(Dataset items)

########################################

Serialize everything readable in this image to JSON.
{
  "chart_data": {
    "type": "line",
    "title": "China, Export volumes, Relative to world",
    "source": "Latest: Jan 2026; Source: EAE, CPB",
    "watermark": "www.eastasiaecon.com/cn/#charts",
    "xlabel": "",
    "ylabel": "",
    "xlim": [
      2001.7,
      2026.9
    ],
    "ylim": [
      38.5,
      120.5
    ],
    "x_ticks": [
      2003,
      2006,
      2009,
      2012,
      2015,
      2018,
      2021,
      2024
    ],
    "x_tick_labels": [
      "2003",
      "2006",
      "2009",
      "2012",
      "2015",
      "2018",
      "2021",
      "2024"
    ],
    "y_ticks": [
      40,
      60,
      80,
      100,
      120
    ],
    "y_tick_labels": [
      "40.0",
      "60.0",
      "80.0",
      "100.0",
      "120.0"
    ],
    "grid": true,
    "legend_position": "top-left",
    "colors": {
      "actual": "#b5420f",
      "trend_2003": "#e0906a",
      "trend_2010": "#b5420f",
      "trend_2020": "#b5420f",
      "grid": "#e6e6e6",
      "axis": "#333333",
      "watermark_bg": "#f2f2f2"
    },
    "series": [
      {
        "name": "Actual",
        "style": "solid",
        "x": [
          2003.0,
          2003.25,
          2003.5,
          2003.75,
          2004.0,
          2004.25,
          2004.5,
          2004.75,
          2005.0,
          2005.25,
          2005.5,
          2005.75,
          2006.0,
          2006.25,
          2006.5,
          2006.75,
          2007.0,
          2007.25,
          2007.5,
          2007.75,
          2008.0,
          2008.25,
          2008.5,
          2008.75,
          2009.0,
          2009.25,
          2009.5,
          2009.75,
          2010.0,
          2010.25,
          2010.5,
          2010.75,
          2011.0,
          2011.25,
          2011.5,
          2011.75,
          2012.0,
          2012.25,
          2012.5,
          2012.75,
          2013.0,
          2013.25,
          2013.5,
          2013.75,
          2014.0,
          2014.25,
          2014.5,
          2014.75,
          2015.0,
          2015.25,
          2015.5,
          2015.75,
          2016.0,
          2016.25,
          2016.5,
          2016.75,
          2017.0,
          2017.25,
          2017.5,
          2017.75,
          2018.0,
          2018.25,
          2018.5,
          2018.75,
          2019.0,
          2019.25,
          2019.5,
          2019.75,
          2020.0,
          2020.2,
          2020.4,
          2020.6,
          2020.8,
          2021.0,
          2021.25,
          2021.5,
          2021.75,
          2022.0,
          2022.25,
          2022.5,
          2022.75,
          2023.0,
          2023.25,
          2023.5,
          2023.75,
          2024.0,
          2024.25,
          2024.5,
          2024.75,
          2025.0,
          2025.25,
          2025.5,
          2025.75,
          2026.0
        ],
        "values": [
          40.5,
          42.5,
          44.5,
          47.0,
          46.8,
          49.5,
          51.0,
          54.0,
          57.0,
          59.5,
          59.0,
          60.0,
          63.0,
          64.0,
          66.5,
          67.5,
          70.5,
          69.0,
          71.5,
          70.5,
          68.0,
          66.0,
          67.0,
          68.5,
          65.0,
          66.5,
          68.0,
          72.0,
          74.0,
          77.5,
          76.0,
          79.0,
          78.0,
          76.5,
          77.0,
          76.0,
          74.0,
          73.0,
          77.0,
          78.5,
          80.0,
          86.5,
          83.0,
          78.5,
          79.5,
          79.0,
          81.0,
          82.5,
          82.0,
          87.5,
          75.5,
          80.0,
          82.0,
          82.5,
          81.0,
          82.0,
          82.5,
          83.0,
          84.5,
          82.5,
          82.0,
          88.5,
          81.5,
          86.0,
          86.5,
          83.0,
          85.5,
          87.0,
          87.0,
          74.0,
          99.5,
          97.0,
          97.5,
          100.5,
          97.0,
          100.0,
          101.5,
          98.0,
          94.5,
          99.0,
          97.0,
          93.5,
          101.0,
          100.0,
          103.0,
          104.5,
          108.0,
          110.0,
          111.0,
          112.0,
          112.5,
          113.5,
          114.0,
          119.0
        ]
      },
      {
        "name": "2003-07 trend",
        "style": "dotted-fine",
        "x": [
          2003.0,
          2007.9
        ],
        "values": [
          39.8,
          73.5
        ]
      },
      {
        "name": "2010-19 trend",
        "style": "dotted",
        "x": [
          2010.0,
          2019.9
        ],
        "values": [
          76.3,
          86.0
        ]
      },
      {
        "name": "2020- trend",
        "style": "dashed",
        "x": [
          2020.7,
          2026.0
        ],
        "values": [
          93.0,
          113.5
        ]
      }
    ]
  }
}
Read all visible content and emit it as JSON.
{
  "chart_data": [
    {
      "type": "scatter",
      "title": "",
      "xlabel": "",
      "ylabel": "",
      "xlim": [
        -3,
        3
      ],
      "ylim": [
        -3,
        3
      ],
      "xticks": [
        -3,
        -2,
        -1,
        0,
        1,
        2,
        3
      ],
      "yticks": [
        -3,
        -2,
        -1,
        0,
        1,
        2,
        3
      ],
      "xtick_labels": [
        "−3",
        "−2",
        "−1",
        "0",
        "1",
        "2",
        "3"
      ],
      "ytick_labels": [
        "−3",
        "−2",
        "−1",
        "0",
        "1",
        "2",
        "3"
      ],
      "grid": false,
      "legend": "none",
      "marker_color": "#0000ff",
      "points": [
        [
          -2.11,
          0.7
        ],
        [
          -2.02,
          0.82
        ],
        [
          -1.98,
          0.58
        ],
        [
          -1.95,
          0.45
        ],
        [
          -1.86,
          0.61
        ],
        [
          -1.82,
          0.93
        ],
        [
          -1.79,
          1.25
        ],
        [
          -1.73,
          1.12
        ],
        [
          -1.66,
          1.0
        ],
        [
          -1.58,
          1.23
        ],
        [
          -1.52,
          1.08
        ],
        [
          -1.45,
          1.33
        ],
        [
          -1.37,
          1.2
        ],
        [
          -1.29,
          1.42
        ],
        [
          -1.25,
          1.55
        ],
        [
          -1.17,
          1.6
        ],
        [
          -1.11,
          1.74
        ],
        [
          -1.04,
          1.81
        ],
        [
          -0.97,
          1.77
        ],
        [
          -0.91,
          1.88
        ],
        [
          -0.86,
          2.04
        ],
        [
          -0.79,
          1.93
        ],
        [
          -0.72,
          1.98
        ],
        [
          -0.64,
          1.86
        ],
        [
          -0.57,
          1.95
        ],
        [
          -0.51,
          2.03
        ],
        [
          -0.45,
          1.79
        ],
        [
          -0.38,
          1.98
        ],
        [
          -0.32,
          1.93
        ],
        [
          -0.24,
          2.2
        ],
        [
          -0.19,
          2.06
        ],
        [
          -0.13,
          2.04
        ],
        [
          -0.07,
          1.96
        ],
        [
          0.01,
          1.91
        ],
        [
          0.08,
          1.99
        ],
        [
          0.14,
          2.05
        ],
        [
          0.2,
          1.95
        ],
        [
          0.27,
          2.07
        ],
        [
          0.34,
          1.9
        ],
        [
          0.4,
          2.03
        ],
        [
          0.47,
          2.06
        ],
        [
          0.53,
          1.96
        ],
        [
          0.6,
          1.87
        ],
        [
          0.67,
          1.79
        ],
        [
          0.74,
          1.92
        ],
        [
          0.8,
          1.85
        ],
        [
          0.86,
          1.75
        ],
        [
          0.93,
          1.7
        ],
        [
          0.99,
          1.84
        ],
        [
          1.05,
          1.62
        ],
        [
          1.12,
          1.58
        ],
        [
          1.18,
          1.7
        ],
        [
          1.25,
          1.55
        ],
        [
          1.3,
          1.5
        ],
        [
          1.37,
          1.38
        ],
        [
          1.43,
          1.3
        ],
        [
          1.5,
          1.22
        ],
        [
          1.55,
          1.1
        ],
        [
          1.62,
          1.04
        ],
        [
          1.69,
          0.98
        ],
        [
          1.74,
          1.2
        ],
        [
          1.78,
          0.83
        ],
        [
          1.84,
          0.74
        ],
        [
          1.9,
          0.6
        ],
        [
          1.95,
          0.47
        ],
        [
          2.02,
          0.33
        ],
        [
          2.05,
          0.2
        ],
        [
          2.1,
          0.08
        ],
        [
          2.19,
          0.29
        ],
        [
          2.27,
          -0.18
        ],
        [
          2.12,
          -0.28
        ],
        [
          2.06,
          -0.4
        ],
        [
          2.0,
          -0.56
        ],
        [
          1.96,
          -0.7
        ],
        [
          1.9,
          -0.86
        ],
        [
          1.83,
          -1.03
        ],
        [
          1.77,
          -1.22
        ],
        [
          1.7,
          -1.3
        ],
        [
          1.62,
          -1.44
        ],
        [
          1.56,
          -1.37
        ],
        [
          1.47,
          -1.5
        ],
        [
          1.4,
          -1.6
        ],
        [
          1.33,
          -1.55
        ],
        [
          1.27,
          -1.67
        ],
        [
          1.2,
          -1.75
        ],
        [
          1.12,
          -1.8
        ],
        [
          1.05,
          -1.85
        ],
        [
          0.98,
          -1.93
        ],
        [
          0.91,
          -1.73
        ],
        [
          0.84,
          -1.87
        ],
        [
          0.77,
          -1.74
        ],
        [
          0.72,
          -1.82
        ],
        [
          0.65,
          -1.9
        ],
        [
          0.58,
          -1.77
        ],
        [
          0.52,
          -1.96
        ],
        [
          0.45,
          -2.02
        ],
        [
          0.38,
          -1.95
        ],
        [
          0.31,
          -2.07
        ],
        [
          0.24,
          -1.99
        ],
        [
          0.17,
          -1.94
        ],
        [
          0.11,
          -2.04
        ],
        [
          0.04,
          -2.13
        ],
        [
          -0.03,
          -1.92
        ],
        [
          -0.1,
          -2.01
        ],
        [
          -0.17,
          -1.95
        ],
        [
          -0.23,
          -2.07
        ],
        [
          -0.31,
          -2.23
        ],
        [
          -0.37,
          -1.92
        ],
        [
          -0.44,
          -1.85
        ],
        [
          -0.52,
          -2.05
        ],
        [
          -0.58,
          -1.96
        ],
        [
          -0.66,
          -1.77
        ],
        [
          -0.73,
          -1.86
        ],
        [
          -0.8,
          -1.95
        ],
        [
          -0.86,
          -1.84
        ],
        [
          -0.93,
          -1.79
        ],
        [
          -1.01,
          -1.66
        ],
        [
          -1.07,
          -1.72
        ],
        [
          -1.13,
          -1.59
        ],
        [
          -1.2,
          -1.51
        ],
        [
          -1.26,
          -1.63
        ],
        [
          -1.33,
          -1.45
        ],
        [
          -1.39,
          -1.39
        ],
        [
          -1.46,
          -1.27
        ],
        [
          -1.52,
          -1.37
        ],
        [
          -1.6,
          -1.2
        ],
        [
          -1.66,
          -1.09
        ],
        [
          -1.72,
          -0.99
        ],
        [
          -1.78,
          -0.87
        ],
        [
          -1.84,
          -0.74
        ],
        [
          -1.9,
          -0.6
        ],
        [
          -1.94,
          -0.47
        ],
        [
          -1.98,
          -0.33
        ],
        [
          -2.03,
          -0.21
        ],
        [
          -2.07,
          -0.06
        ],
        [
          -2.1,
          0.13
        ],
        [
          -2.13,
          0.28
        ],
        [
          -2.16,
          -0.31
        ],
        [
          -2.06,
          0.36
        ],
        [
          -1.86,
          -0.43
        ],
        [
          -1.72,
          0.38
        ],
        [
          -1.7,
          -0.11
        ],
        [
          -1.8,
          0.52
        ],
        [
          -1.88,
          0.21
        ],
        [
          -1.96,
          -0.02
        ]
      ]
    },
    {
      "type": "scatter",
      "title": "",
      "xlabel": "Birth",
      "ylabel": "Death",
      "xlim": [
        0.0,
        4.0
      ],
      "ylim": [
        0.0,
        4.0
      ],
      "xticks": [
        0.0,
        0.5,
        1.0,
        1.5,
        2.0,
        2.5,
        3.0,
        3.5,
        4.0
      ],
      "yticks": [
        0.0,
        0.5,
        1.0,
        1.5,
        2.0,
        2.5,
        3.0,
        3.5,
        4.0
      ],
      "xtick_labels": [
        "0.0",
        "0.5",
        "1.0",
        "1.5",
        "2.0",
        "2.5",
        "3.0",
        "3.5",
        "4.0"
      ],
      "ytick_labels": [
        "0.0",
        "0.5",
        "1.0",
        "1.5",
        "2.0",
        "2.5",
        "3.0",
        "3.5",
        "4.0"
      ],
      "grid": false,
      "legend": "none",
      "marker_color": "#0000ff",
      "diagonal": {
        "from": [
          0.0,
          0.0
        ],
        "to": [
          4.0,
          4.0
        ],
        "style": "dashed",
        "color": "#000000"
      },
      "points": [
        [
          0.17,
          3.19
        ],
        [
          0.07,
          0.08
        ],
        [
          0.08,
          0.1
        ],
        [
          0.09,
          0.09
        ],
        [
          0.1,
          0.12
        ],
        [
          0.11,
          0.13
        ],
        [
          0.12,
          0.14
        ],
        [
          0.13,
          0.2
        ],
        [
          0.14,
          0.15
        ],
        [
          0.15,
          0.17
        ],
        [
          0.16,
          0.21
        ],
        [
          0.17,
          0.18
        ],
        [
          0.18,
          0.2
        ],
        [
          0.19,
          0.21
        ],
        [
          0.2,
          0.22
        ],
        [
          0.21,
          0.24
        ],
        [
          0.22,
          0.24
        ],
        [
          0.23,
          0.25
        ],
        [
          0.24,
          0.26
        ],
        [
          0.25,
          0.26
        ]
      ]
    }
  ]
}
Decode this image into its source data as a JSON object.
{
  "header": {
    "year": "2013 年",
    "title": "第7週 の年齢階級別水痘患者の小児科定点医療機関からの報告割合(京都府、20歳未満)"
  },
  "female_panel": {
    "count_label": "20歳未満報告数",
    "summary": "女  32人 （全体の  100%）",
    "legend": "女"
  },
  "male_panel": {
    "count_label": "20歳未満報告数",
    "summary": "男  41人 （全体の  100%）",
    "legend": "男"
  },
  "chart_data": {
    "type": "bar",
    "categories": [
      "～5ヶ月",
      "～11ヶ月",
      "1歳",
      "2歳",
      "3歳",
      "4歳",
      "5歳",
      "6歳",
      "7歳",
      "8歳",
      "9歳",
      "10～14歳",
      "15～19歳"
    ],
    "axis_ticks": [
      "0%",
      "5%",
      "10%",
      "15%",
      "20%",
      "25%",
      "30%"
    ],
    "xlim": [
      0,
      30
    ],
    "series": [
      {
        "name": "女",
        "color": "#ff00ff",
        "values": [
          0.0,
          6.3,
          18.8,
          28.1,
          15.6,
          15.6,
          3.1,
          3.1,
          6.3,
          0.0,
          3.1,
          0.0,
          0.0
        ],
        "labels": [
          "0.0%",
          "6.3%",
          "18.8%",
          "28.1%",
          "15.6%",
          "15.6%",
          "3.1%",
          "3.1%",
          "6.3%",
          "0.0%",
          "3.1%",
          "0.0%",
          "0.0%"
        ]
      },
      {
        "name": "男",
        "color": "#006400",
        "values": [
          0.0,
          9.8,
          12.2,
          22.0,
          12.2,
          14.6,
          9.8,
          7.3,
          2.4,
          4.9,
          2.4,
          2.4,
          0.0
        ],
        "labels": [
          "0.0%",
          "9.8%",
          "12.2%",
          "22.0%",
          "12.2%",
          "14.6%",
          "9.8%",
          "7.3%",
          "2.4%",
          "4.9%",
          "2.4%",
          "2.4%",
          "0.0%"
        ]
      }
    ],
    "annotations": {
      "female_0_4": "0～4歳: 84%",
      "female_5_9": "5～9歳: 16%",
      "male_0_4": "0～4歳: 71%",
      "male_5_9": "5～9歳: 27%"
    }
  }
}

########################################

= What you will do =
Find the lines holding "summary" and list every one.

= Final result =
    "summary": "女  32人 （全体の  100%）",
    "summary": "男  41人 （全体の  100%）",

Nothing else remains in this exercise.